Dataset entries
____
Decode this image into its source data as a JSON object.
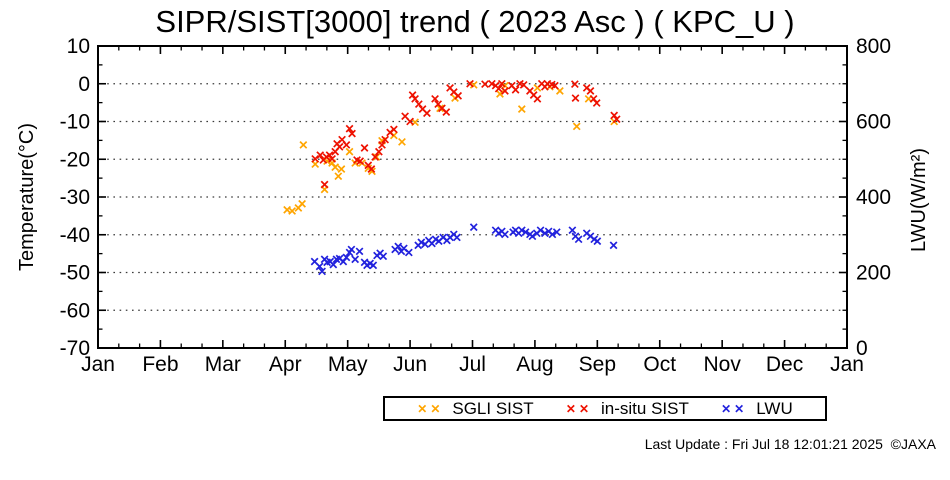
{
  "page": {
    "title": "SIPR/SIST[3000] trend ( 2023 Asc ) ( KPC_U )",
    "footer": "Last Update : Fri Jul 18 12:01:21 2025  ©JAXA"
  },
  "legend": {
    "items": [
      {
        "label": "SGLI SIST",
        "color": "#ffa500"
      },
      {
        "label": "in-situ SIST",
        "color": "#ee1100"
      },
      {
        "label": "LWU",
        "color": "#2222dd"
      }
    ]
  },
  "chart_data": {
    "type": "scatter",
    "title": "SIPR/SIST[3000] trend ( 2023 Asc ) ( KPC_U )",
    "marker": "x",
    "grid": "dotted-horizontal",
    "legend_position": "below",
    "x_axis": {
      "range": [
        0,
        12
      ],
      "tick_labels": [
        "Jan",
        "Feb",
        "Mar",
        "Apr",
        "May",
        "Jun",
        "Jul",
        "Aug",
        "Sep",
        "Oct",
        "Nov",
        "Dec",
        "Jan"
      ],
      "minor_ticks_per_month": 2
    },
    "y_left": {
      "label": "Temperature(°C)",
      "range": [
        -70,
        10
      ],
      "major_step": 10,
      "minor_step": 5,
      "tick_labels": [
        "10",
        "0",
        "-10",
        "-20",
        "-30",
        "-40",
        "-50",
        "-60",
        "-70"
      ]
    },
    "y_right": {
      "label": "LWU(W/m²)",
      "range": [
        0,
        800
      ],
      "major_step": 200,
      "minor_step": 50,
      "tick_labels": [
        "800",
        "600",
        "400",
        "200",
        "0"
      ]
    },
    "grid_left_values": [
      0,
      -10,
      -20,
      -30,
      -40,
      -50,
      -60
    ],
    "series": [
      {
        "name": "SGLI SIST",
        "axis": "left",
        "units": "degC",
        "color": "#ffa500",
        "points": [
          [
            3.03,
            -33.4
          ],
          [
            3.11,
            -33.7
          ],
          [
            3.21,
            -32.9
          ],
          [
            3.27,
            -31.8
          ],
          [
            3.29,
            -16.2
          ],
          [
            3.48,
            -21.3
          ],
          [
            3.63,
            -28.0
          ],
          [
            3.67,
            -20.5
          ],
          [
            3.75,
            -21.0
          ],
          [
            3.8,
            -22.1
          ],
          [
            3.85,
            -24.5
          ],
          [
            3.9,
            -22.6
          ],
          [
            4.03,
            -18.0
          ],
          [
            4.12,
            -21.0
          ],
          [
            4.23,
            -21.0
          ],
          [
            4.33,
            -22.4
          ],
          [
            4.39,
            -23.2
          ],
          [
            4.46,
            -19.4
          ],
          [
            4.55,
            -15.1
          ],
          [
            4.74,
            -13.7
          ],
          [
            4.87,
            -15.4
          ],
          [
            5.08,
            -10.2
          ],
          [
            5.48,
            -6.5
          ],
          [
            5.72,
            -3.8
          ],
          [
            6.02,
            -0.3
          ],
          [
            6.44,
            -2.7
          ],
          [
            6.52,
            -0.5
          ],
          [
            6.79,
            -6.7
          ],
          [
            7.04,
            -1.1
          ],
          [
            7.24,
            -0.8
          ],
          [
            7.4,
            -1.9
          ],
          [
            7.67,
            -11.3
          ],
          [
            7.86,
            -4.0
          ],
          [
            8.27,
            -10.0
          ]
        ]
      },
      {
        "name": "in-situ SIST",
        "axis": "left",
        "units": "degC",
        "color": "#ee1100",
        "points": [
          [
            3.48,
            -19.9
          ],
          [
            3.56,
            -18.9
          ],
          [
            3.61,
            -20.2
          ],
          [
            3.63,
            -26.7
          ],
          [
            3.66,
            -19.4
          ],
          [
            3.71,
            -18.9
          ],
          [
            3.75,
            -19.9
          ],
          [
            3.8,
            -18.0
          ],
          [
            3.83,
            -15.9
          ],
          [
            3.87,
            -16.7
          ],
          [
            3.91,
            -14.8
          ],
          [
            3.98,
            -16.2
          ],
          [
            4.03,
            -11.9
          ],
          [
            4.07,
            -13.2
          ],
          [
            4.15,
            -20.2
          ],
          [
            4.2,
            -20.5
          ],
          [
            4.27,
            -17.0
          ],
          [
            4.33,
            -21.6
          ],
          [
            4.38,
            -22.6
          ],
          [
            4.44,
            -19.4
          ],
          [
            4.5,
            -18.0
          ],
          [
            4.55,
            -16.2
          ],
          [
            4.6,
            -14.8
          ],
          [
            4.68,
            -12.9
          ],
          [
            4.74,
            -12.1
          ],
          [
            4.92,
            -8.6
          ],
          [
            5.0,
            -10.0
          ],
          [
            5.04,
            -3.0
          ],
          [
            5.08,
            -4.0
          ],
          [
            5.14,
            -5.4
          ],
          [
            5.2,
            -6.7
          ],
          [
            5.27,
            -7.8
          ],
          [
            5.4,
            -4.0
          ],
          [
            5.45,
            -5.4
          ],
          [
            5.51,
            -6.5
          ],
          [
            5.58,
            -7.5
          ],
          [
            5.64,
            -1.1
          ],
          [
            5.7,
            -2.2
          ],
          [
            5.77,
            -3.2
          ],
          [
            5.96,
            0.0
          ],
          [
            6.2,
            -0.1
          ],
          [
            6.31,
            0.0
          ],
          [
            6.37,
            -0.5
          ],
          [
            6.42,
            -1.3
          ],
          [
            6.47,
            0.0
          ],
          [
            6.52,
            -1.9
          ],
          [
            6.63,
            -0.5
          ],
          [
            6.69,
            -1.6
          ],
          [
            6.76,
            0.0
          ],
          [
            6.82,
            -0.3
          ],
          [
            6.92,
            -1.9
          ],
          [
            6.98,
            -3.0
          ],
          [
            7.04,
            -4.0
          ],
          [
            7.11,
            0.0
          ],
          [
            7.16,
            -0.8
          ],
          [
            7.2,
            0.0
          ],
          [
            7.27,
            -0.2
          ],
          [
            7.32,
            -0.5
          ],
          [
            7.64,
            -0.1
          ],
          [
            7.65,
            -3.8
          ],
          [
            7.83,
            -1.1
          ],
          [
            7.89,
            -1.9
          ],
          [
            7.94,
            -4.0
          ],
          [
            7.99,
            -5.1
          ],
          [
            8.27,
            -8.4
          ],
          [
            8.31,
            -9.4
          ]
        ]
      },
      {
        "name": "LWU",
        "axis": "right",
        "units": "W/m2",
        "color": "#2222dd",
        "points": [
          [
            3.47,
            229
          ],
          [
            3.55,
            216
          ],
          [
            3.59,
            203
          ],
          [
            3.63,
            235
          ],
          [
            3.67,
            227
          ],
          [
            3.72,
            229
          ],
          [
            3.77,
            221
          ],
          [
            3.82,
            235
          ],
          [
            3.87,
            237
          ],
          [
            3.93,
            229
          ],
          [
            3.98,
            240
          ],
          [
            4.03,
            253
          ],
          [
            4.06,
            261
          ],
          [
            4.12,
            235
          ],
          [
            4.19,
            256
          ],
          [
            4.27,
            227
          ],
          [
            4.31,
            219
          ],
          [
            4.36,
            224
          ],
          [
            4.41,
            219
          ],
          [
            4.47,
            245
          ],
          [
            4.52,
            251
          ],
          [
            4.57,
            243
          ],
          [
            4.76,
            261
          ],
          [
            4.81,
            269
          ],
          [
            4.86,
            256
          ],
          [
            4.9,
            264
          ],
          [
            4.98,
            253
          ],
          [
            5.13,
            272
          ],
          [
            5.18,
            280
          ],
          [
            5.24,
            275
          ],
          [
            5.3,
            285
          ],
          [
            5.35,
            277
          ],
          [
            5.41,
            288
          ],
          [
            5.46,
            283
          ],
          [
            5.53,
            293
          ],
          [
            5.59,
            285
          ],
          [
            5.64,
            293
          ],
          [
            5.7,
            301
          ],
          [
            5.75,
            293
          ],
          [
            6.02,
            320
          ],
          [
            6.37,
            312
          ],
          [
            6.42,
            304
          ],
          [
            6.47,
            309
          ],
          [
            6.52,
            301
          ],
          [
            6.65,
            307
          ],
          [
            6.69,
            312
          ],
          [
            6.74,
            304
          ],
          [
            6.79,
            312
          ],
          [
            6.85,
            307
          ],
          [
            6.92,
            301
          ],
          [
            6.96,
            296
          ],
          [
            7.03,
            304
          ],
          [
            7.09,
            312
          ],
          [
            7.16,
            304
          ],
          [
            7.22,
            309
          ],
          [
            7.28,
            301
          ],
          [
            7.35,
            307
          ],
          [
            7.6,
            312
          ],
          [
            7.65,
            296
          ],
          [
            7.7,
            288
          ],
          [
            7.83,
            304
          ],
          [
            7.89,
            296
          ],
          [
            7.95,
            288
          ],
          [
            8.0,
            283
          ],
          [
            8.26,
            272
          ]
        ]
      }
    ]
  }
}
____
Your instructions — Copy all lines of the listing above that contain the string "name".

Written answer —
        "name": "SGLI SIST",
        "name": "in-situ SIST",
        "name": "LWU",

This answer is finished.